■ **WHAT THE TASK REQUIRES**
Using the data below, copy every line that contains the word "impartasire".

=== SUPPLIED RECORDS ===

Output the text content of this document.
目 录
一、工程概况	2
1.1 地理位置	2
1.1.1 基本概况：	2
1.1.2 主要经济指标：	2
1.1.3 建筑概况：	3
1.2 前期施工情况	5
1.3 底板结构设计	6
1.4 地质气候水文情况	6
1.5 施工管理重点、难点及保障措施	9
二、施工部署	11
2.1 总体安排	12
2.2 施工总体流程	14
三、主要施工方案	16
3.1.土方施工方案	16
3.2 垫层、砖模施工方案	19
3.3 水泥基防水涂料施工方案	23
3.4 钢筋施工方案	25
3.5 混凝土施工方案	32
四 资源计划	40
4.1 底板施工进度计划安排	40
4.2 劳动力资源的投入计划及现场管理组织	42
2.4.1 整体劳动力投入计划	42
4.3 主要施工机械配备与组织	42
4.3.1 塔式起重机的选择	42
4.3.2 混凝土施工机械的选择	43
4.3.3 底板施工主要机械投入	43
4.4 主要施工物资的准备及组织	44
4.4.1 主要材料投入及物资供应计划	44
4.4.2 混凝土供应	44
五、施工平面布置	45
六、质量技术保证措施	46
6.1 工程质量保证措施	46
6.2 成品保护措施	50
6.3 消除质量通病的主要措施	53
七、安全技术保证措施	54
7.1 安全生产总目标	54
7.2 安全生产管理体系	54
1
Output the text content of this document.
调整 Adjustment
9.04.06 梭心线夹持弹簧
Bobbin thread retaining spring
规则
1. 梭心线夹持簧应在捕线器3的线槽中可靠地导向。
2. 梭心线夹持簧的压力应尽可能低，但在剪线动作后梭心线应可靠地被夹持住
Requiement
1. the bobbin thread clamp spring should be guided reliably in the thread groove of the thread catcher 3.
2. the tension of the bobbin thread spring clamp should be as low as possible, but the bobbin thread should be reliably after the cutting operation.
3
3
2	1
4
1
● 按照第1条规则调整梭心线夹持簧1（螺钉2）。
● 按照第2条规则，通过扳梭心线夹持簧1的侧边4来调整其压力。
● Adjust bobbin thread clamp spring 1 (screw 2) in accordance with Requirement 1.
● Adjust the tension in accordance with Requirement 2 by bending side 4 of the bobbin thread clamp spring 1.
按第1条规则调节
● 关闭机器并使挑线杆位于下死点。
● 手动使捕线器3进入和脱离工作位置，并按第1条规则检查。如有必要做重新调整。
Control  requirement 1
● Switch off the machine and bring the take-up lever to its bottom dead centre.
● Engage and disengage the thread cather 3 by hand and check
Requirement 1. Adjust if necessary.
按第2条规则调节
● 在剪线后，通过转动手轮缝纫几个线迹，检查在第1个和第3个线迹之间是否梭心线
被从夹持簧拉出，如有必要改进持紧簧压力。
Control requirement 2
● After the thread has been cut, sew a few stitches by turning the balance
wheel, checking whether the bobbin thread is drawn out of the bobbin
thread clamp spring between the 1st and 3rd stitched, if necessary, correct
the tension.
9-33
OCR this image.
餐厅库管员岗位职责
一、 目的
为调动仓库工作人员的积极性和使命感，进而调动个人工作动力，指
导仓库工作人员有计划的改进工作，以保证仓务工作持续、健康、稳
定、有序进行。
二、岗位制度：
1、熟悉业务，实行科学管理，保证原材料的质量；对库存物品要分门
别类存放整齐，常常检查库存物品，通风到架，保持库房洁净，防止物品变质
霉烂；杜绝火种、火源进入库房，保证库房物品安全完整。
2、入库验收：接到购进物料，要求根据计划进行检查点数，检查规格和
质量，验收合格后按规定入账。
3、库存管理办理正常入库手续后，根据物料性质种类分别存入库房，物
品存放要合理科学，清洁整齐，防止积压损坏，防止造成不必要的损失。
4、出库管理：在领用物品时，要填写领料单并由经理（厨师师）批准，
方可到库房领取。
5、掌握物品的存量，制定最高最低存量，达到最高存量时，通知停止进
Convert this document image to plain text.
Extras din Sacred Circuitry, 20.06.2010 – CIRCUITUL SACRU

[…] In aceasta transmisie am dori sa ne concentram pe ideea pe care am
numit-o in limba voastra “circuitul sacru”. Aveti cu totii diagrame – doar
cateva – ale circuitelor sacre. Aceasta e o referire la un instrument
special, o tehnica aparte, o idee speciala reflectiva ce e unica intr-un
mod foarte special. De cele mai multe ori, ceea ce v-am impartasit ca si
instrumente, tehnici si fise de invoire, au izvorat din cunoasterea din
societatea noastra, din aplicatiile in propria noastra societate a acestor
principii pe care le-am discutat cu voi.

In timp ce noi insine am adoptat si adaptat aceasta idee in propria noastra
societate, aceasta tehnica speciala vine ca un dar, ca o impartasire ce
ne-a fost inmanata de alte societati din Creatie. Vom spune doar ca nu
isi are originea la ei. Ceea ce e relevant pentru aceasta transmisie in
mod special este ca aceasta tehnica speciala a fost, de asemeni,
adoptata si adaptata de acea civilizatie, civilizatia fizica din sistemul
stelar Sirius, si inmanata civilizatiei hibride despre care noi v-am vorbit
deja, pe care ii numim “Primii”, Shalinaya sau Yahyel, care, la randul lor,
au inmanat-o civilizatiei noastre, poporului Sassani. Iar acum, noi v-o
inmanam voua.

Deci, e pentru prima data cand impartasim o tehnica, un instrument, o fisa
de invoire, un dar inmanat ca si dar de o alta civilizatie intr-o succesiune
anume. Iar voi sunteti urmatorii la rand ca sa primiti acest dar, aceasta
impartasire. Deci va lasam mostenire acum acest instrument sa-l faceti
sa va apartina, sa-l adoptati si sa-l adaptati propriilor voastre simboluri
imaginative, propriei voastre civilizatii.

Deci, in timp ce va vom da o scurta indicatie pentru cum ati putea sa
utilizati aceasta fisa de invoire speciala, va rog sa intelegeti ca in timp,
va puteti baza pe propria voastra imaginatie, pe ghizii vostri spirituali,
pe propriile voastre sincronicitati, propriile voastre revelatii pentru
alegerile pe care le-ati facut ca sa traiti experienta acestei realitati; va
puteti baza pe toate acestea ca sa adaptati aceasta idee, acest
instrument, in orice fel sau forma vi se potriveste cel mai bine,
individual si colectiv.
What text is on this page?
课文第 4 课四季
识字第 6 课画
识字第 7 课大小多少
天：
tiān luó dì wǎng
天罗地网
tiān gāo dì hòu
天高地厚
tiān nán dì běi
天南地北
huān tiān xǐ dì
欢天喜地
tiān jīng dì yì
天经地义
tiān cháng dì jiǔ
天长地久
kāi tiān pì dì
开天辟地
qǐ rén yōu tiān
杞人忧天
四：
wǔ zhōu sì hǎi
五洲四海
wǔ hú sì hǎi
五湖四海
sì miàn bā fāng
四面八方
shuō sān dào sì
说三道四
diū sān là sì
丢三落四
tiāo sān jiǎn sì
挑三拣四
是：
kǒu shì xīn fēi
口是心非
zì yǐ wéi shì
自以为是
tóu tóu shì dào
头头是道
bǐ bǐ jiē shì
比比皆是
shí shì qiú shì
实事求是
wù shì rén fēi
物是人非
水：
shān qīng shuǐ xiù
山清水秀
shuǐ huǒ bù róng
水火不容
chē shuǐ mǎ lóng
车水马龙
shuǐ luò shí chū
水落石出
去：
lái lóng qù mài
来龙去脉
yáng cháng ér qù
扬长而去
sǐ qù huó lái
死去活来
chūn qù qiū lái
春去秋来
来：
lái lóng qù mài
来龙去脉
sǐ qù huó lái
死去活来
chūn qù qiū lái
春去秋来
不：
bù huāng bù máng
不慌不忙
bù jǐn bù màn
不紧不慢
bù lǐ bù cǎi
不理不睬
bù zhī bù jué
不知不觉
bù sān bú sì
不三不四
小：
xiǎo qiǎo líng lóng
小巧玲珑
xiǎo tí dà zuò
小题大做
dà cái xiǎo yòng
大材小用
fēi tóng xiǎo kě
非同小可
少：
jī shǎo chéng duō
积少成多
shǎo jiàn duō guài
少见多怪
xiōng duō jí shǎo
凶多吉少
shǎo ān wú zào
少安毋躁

===

■ **EXERCISE RESULT**
societate, aceasta tehnica speciala vine ca un dar, ca o impartasire ce
impartasire. Deci va lasam mostenire acum acest instrument sa-l faceti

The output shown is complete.